WHAT THIS TASK INVOLVES
Reproduce each line of the material precisely.
========================================
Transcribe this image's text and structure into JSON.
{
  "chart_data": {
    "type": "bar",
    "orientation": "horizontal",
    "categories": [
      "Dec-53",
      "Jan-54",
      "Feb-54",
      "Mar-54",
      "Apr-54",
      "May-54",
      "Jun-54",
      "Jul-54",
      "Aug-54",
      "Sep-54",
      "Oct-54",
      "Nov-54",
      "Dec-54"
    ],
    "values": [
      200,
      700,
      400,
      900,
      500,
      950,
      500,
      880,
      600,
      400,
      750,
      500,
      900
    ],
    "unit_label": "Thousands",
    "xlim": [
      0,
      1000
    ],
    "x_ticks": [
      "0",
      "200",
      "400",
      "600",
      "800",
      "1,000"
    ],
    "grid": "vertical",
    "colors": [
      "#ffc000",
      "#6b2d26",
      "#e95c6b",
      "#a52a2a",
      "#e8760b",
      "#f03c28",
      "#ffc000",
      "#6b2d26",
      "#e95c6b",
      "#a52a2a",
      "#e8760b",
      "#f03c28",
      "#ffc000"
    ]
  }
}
========================================
SOLVED EXERCISE
Transcribe this image's text and structure into JSON.
{
  "chart_data": {
    "type": "bar",
    "orientation": "horizontal",
    "categories": [
      "Dec-53",
      "Jan-54",
      "Feb-54",
      "Mar-54",
      "Apr-54",
      "May-54",
      "Jun-54",
      "Jul-54",
      "Aug-54",
      "Sep-54",
      "Oct-54",
      "Nov-54",
      "Dec-54"
    ],
    "values": [
      200,
      700,
      400,
      900,
      500,
      950,
      500,
      880,
      600,
      400,
      750,
      500,
      900
    ],
    "unit_label": "Thousands",
    "xlim": [
      0,
      1000
    ],
    "x_ticks": [
      "0",
      "200",
      "400",
      "600",
      "800",
      "1,000"
    ],
    "grid": "vertical",
    "colors": [
      "#ffc000",
      "#6b2d26",
      "#e95c6b",
      "#a52a2a",
      "#e8760b",
      "#f03c28",
      "#ffc000",
      "#6b2d26",
      "#e95c6b",
      "#a52a2a",
      "#e8760b",
      "#f03c28",
      "#ffc000"
    ]
  }
}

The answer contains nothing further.